## PROBLEM STATEMENT
Lines that include the word "start" are the ones to copy.

## PROVIDED ENTRIES
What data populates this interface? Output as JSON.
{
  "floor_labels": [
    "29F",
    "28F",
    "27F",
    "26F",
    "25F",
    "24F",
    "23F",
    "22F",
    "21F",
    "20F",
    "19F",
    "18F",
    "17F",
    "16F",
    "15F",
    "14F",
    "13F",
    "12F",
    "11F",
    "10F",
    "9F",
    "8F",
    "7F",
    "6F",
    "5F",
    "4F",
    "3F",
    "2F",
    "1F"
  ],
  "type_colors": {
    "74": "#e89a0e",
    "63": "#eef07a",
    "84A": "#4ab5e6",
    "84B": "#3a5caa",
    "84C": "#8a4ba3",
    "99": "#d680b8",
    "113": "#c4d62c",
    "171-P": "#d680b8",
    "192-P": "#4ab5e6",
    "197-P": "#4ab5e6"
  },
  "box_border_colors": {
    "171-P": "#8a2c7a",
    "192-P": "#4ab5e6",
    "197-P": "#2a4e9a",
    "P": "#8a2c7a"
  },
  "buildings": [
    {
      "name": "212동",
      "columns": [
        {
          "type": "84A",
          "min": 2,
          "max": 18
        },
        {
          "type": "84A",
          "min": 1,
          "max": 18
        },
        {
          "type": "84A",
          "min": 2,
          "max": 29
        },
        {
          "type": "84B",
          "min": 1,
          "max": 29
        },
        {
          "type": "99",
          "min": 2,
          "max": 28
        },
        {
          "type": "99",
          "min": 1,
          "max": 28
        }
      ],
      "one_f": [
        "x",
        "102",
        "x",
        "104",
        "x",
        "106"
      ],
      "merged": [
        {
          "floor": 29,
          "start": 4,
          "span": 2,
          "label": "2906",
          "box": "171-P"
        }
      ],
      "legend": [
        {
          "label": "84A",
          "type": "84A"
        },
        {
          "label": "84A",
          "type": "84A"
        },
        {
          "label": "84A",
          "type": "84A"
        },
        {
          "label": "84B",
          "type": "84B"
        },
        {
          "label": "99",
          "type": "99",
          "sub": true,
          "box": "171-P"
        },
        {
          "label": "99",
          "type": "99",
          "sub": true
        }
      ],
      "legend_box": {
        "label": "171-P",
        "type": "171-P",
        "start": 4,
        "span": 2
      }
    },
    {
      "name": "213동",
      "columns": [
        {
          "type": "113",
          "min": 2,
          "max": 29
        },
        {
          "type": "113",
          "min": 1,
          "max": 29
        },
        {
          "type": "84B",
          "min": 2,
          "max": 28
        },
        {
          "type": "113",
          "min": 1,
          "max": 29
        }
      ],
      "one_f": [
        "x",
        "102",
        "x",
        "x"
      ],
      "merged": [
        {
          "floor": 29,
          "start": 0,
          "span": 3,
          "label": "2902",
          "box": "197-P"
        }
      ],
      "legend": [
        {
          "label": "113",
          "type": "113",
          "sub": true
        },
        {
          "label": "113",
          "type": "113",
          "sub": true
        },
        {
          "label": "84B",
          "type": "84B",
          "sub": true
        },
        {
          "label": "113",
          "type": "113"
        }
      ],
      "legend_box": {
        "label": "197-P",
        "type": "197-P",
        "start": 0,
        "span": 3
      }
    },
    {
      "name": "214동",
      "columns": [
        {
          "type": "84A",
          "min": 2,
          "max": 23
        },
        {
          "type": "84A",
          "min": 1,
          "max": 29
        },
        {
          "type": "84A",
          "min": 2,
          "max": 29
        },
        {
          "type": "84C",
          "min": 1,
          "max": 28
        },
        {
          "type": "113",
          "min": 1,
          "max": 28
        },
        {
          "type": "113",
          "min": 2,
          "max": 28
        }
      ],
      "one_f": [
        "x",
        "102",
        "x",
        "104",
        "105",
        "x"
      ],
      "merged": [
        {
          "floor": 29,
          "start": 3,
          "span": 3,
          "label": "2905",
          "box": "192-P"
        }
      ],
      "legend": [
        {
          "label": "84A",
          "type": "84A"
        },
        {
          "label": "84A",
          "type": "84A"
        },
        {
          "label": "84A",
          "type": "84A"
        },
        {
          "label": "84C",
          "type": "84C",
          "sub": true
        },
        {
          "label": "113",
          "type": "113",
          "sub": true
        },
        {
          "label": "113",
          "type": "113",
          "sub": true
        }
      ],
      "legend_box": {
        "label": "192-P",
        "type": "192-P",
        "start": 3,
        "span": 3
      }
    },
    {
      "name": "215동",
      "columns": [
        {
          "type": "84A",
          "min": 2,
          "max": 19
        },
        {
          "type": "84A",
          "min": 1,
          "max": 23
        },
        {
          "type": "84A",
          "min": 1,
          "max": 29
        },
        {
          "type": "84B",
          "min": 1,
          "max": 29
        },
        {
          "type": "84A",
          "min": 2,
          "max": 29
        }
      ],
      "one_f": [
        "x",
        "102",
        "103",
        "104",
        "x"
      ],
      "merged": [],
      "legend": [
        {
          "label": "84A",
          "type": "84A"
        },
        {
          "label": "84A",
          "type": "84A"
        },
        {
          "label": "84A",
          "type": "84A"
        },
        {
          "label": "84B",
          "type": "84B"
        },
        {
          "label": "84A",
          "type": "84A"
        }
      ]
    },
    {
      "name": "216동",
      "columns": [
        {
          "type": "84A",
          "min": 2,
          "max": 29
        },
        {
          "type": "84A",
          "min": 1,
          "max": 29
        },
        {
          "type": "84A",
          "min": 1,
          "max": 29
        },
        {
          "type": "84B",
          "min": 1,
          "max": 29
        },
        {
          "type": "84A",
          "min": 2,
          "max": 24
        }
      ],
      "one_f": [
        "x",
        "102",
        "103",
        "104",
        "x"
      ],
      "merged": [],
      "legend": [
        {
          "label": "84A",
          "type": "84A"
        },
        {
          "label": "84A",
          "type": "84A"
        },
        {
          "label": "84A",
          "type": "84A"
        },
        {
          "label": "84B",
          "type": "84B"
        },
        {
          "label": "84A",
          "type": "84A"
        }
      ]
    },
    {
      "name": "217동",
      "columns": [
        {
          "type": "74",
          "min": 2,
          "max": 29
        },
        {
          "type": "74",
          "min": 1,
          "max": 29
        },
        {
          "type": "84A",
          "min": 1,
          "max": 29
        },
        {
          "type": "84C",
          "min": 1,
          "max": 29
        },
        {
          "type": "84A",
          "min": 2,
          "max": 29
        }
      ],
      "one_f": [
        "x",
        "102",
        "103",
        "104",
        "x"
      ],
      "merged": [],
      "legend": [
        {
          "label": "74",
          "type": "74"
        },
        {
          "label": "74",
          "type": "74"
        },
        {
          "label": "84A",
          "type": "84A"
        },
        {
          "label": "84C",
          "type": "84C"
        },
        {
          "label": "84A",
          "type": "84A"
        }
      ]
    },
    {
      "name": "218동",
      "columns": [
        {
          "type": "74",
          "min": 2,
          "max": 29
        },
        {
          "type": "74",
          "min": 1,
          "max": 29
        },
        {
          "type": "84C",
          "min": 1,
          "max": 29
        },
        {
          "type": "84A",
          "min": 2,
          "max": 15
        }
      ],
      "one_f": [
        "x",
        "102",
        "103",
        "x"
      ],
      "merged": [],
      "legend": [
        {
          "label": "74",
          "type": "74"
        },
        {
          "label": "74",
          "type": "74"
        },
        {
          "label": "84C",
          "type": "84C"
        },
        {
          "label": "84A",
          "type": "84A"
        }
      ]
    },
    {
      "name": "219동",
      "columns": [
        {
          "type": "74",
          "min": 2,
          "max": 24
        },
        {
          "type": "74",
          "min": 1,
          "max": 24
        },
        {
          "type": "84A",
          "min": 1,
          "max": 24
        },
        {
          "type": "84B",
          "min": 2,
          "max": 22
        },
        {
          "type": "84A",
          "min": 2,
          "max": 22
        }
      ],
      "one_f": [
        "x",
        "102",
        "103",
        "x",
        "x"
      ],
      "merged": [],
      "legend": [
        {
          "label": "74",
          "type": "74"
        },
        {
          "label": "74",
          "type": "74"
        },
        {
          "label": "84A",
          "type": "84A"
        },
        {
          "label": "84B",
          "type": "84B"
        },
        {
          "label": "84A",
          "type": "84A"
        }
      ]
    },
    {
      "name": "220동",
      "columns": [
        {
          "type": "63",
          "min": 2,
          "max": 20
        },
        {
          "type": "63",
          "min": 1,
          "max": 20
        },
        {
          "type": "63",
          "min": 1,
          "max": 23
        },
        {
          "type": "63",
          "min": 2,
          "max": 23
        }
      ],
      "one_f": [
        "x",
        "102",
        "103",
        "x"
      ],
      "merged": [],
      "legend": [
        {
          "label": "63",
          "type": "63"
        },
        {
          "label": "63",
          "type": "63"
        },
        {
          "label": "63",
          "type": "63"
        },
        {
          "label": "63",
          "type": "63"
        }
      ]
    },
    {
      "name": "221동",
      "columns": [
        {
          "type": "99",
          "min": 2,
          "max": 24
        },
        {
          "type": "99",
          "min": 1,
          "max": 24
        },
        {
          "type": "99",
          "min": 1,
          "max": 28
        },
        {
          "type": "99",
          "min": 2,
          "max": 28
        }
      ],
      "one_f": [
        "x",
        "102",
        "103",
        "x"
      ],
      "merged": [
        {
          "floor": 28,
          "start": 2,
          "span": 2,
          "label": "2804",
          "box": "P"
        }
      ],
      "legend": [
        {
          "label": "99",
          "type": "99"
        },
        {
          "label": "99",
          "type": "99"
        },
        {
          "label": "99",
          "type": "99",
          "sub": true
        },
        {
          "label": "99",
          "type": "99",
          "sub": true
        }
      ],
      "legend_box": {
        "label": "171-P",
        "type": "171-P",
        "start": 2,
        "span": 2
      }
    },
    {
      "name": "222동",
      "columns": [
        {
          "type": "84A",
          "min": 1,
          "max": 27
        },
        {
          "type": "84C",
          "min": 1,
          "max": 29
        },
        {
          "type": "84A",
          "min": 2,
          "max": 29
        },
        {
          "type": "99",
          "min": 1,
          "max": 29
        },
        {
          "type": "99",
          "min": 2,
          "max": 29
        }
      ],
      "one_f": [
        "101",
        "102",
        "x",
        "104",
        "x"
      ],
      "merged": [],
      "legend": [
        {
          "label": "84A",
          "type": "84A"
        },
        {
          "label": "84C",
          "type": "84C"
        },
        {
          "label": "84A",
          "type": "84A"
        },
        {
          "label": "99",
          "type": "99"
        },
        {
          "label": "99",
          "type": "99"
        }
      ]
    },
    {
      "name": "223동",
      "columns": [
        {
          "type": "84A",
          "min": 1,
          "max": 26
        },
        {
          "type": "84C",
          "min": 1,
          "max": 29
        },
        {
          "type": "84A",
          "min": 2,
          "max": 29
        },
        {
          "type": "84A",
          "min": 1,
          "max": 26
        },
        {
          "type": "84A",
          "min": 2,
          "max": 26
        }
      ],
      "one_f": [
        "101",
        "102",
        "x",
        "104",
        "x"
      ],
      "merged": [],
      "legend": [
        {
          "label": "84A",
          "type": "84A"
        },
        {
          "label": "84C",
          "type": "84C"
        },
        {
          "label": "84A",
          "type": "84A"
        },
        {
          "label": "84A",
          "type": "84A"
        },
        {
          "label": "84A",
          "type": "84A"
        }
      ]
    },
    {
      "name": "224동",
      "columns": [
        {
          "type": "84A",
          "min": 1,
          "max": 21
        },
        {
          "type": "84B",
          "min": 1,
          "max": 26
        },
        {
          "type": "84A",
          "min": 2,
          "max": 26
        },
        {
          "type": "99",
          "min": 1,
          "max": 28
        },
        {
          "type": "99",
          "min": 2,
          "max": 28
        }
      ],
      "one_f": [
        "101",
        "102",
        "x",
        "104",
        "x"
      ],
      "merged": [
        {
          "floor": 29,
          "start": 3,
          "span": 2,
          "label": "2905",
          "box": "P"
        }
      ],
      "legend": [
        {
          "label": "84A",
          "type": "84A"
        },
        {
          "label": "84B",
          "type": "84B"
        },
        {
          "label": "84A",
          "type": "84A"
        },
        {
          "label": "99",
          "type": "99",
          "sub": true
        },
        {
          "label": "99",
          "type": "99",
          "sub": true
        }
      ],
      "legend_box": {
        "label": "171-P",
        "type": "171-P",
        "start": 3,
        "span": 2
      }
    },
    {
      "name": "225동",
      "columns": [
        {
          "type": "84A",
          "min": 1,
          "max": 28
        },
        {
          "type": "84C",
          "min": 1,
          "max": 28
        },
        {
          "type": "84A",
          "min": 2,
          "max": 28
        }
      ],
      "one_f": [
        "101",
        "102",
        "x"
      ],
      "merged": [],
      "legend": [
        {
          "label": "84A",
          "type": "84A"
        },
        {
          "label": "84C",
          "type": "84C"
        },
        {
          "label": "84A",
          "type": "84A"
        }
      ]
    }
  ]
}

## RESPONSE BELOW
          "start": 4,
        "start": 4,
          "start": 0,
        "start": 0,
          "start": 3,
        "start": 3,
          "start": 2,
        "start": 2,
          "start": 3,
        "start": 3,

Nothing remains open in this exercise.